■ **WHAT THE TASK ASKS**
For each line below that contains the string "JSON", copy that line.

(Dataset excerpt)
- - -

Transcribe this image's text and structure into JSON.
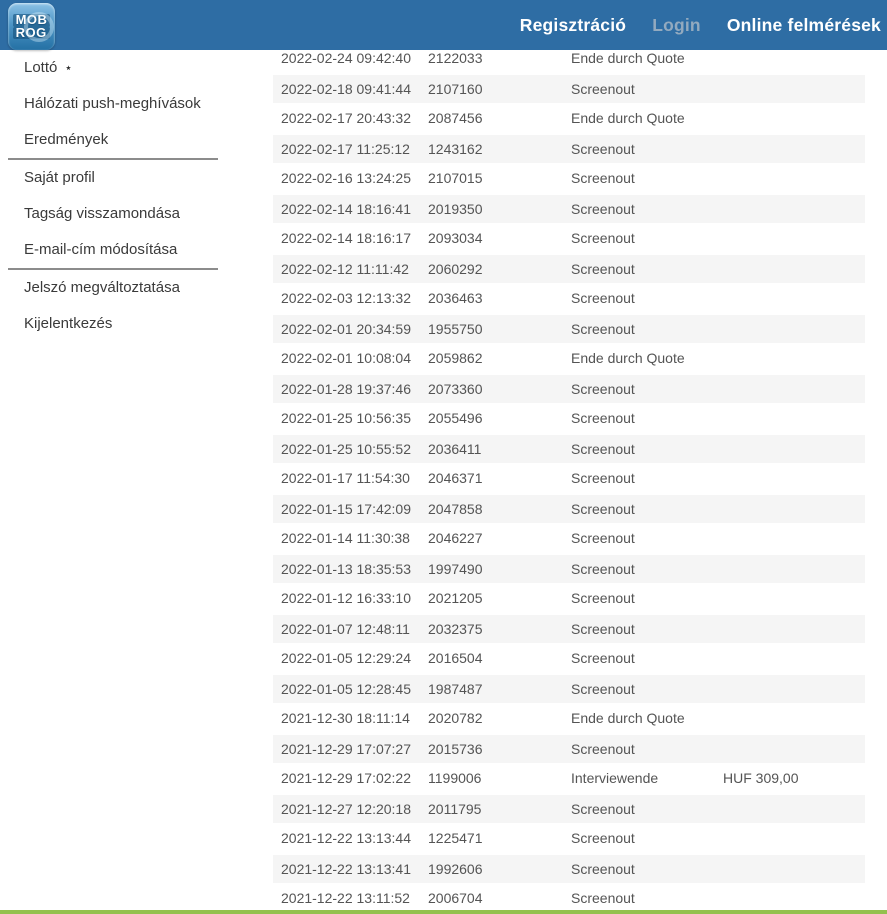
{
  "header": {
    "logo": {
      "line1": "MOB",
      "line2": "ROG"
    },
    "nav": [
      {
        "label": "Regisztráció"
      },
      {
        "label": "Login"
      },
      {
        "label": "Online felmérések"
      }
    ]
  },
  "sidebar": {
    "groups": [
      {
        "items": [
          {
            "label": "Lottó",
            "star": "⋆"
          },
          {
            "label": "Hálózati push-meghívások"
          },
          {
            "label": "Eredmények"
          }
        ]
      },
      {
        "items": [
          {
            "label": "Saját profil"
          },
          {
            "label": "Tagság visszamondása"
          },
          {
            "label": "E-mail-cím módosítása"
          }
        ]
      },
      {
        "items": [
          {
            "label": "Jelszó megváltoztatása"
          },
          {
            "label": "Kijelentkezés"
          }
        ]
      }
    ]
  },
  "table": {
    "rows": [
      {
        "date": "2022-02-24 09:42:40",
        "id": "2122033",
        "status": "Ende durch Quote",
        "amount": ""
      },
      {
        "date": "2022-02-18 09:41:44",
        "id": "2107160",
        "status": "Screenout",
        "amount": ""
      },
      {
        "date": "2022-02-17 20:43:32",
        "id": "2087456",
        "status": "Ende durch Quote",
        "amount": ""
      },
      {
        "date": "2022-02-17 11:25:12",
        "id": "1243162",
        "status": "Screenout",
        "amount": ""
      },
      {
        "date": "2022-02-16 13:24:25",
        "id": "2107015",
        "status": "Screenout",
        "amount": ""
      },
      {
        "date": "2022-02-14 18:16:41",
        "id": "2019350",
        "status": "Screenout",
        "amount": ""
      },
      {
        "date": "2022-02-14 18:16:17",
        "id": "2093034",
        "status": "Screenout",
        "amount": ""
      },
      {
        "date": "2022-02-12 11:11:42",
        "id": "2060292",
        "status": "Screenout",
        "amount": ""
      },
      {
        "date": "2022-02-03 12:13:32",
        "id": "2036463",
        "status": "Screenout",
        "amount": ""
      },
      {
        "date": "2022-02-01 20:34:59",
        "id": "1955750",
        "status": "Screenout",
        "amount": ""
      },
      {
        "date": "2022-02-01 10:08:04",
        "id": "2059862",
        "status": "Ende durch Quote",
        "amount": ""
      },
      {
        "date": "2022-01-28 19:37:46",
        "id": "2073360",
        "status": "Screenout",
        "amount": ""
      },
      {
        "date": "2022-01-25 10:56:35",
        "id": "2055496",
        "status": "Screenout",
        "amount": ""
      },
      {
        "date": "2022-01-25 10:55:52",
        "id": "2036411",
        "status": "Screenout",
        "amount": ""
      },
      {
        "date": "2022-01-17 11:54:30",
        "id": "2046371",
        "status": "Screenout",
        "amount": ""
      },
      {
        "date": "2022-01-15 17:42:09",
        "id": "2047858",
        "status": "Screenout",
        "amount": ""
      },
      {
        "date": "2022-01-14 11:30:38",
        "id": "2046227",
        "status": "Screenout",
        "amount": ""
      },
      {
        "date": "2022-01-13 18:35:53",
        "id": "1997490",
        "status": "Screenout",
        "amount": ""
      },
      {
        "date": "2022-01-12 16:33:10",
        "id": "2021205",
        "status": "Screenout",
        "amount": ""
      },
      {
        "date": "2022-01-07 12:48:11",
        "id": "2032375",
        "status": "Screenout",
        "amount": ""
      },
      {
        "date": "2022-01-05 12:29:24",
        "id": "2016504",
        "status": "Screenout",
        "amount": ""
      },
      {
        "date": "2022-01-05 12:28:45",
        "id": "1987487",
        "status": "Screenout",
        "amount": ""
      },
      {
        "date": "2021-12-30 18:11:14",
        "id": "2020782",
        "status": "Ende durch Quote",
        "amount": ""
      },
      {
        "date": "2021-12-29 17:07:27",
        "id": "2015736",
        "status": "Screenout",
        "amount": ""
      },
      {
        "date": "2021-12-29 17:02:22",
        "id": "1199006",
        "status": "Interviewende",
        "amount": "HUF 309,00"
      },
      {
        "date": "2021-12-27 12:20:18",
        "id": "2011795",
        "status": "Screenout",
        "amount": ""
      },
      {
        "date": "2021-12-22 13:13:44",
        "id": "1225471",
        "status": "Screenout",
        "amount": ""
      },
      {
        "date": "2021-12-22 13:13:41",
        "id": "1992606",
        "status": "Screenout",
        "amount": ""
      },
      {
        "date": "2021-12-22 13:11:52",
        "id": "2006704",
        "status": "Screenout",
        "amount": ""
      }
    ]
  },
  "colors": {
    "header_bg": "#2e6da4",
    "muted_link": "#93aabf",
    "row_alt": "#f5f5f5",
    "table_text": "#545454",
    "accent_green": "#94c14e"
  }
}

- - -

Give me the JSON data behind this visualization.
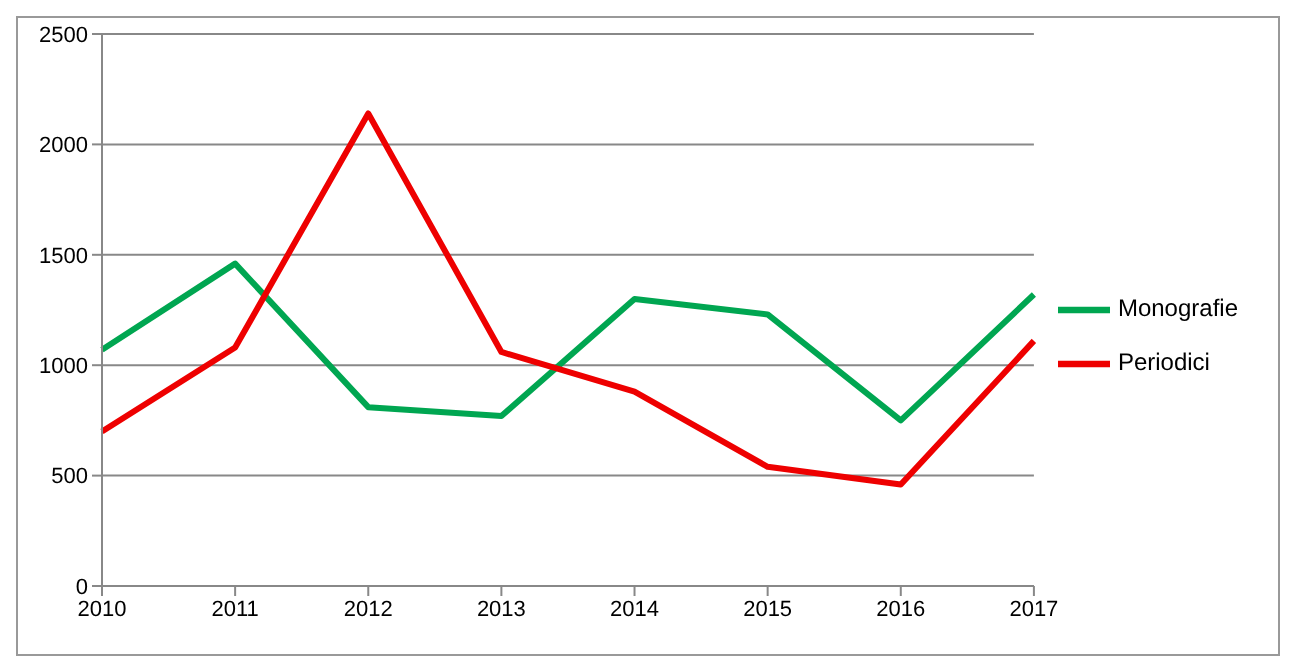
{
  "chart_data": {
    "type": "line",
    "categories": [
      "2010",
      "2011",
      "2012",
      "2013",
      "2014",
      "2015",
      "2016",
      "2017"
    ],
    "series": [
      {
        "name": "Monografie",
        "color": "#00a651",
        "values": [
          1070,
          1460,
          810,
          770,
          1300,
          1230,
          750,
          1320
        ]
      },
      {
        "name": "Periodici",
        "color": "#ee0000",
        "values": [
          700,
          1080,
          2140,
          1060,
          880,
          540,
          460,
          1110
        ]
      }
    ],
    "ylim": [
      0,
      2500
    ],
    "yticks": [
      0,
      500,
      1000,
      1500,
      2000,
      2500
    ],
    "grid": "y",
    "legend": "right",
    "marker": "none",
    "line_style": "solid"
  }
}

- - -

■ **TASK ANSWER**
Transcribe this image's text and structure into JSON.
Give me the JSON data behind this visualization.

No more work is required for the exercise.